Repeat every entry word for word, but leave the images out of your copy.

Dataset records

-----

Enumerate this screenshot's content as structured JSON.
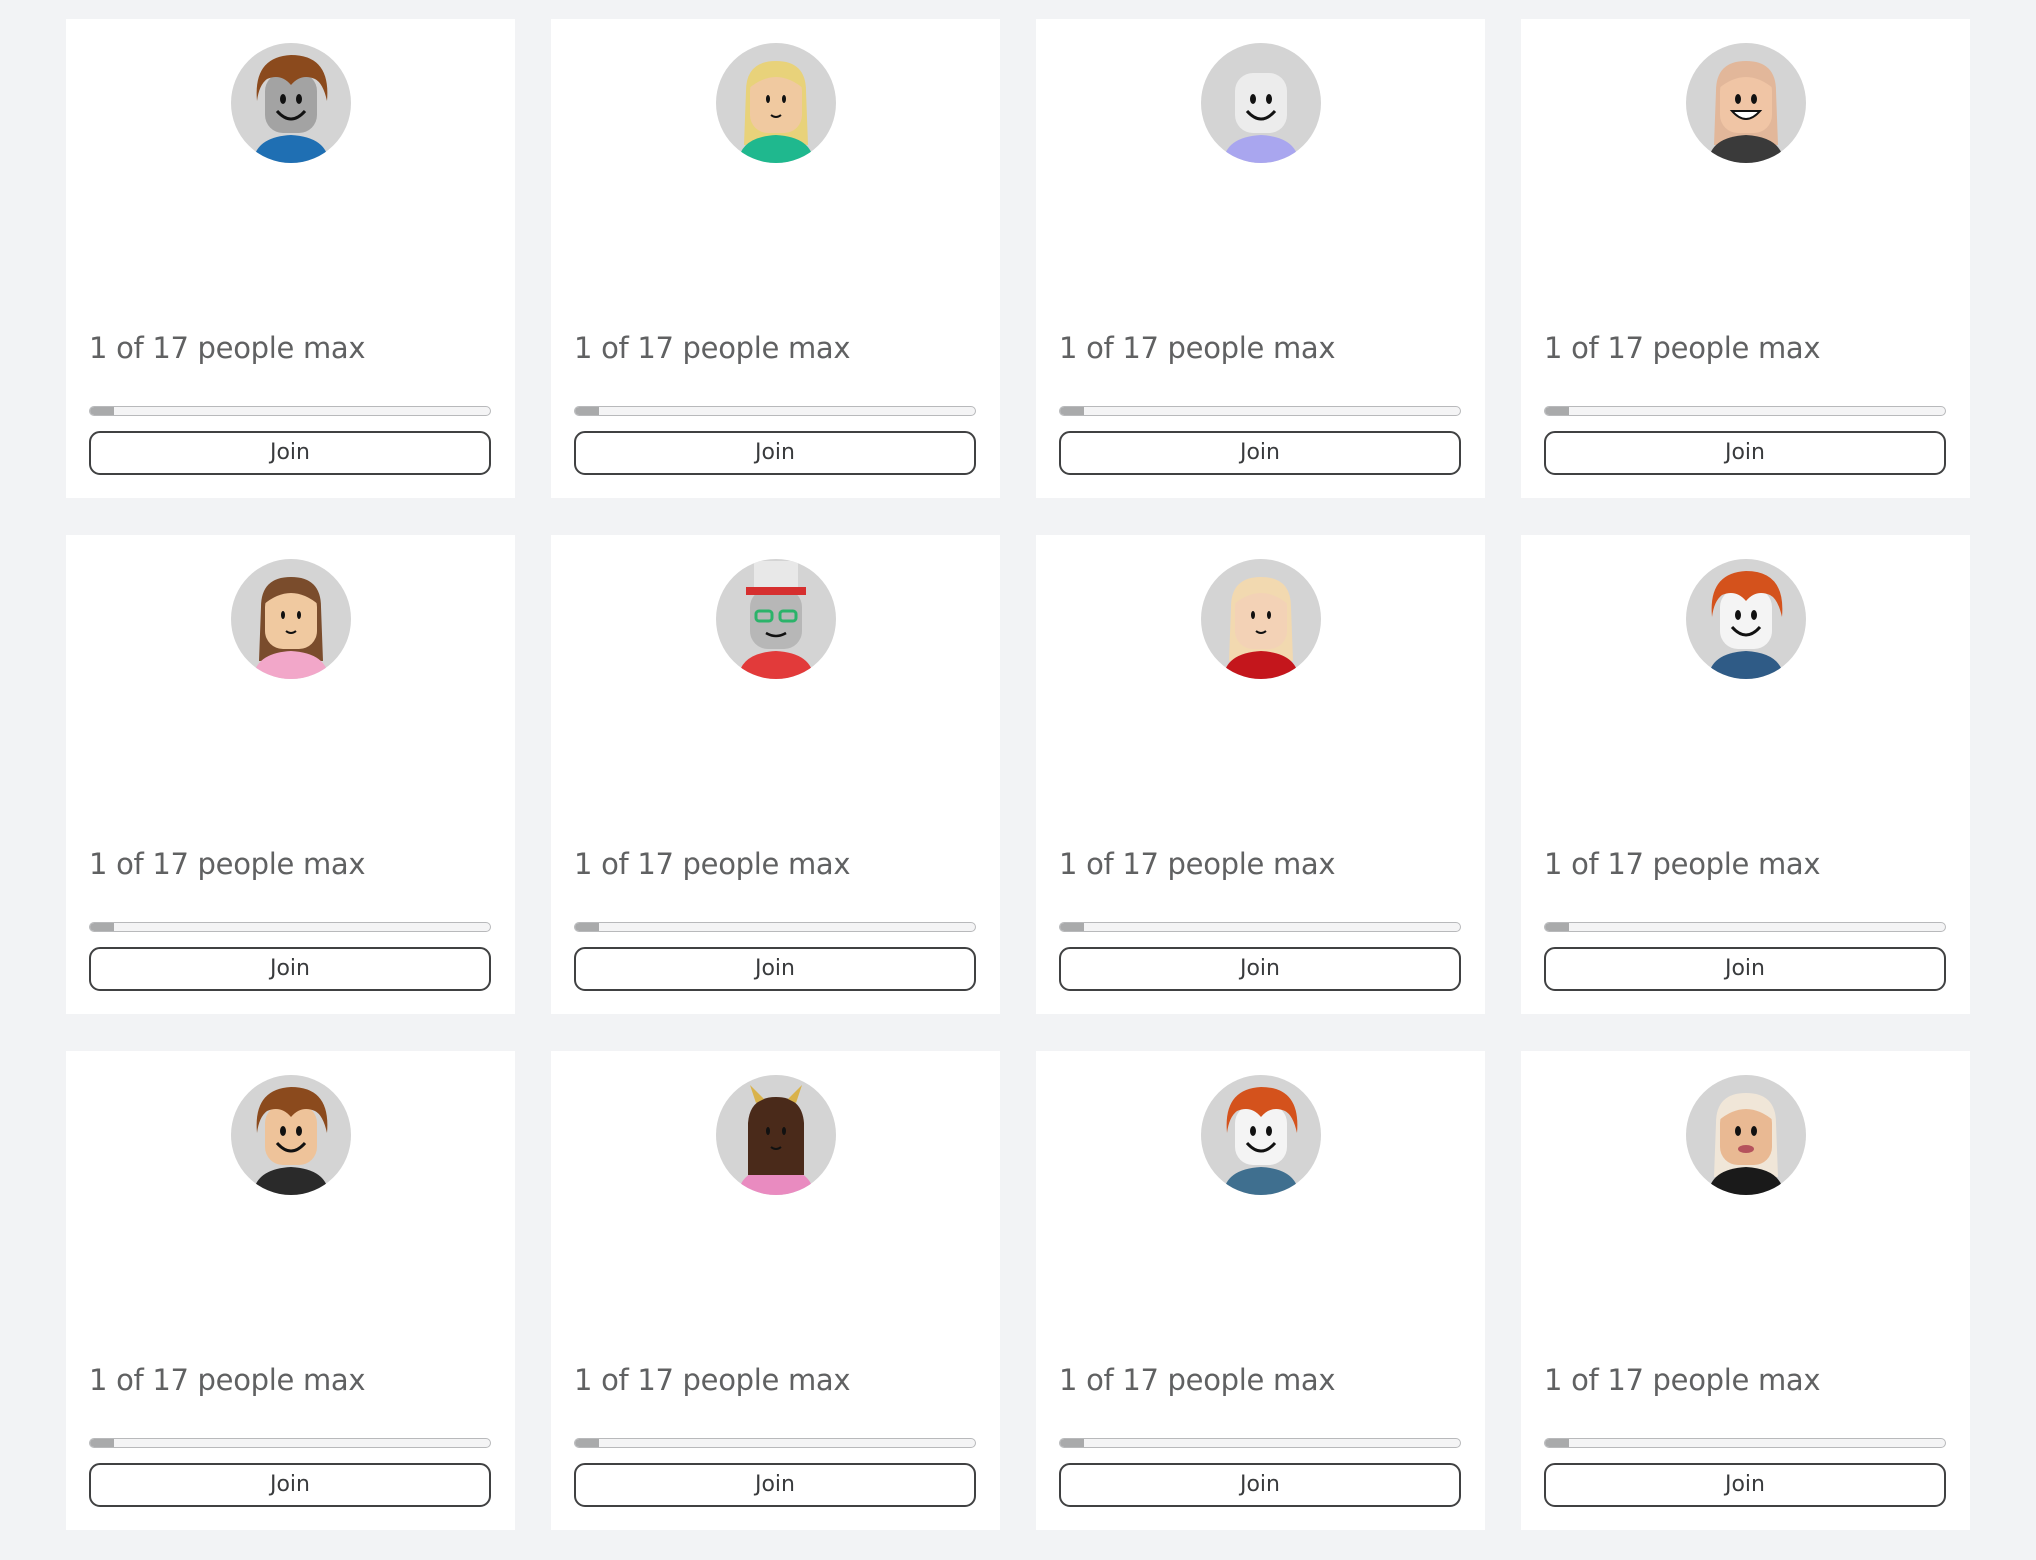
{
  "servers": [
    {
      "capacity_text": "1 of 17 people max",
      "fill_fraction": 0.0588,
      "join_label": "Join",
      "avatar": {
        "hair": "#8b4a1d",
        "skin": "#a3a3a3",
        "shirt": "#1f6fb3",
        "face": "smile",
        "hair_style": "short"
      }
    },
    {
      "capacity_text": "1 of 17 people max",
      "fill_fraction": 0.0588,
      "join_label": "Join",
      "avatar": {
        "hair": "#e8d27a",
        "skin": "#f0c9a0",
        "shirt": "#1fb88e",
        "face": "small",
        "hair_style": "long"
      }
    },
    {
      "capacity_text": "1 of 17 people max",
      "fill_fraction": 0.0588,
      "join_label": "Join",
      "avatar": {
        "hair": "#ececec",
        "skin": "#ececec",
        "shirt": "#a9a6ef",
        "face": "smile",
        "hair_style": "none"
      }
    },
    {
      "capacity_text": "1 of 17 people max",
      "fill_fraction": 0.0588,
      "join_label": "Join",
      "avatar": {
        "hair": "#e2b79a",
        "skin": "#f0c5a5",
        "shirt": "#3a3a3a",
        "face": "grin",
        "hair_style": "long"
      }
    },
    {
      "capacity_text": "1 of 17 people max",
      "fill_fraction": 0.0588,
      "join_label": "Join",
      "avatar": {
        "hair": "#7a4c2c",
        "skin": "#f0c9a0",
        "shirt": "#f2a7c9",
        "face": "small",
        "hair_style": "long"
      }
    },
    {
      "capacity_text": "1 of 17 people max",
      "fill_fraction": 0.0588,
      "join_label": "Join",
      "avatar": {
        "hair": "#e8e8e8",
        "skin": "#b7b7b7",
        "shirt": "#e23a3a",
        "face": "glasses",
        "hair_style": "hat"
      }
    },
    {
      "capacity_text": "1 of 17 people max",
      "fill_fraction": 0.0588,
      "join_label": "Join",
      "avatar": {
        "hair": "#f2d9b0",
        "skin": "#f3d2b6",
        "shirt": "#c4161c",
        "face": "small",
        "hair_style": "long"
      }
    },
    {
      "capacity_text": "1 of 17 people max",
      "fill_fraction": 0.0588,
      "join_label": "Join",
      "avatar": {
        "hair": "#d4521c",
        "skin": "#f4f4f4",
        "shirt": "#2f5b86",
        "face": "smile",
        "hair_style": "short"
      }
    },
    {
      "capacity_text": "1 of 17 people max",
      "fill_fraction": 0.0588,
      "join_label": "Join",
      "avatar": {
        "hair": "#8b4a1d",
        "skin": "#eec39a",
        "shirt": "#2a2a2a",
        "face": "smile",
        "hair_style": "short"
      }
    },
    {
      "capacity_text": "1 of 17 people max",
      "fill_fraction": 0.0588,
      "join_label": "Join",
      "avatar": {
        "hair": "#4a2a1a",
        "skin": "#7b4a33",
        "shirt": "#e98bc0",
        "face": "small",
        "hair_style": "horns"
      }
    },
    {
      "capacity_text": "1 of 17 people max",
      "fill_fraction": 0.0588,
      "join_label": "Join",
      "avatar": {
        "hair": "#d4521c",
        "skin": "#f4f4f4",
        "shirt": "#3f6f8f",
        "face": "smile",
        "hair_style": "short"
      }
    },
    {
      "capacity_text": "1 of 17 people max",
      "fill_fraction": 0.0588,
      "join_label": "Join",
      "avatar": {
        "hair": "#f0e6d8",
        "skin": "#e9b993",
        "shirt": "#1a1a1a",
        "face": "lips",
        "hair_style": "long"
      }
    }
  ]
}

-----

WORKED SOLUTION:
Enumerate this screenshot's content as structured JSON.
{
  "servers": [
    {
      "capacity_text": "1 of 17 people max",
      "fill_fraction": 0.0588,
      "join_label": "Join",
      "avatar": {
        "hair": "#8b4a1d",
        "skin": "#a3a3a3",
        "shirt": "#1f6fb3",
        "face": "smile",
        "hair_style": "short"
      }
    },
    {
      "capacity_text": "1 of 17 people max",
      "fill_fraction": 0.0588,
      "join_label": "Join",
      "avatar": {
        "hair": "#e8d27a",
        "skin": "#f0c9a0",
        "shirt": "#1fb88e",
        "face": "small",
        "hair_style": "long"
      }
    },
    {
      "capacity_text": "1 of 17 people max",
      "fill_fraction": 0.0588,
      "join_label": "Join",
      "avatar": {
        "hair": "#ececec",
        "skin": "#ececec",
        "shirt": "#a9a6ef",
        "face": "smile",
        "hair_style": "none"
      }
    },
    {
      "capacity_text": "1 of 17 people max",
      "fill_fraction": 0.0588,
      "join_label": "Join",
      "avatar": {
        "hair": "#e2b79a",
        "skin": "#f0c5a5",
        "shirt": "#3a3a3a",
        "face": "grin",
        "hair_style": "long"
      }
    },
    {
      "capacity_text": "1 of 17 people max",
      "fill_fraction": 0.0588,
      "join_label": "Join",
      "avatar": {
        "hair": "#7a4c2c",
        "skin": "#f0c9a0",
        "shirt": "#f2a7c9",
        "face": "small",
        "hair_style": "long"
      }
    },
    {
      "capacity_text": "1 of 17 people max",
      "fill_fraction": 0.0588,
      "join_label": "Join",
      "avatar": {
        "hair": "#e8e8e8",
        "skin": "#b7b7b7",
        "shirt": "#e23a3a",
        "face": "glasses",
        "hair_style": "hat"
      }
    },
    {
      "capacity_text": "1 of 17 people max",
      "fill_fraction": 0.0588,
      "join_label": "Join",
      "avatar": {
        "hair": "#f2d9b0",
        "skin": "#f3d2b6",
        "shirt": "#c4161c",
        "face": "small",
        "hair_style": "long"
      }
    },
    {
      "capacity_text": "1 of 17 people max",
      "fill_fraction": 0.0588,
      "join_label": "Join",
      "avatar": {
        "hair": "#d4521c",
        "skin": "#f4f4f4",
        "shirt": "#2f5b86",
        "face": "smile",
        "hair_style": "short"
      }
    },
    {
      "capacity_text": "1 of 17 people max",
      "fill_fraction": 0.0588,
      "join_label": "Join",
      "avatar": {
        "hair": "#8b4a1d",
        "skin": "#eec39a",
        "shirt": "#2a2a2a",
        "face": "smile",
        "hair_style": "short"
      }
    },
    {
      "capacity_text": "1 of 17 people max",
      "fill_fraction": 0.0588,
      "join_label": "Join",
      "avatar": {
        "hair": "#4a2a1a",
        "skin": "#7b4a33",
        "shirt": "#e98bc0",
        "face": "small",
        "hair_style": "horns"
      }
    },
    {
      "capacity_text": "1 of 17 people max",
      "fill_fraction": 0.0588,
      "join_label": "Join",
      "avatar": {
        "hair": "#d4521c",
        "skin": "#f4f4f4",
        "shirt": "#3f6f8f",
        "face": "smile",
        "hair_style": "short"
      }
    },
    {
      "capacity_text": "1 of 17 people max",
      "fill_fraction": 0.0588,
      "join_label": "Join",
      "avatar": {
        "hair": "#f0e6d8",
        "skin": "#e9b993",
        "shirt": "#1a1a1a",
        "face": "lips",
        "hair_style": "long"
      }
    }
  ]
}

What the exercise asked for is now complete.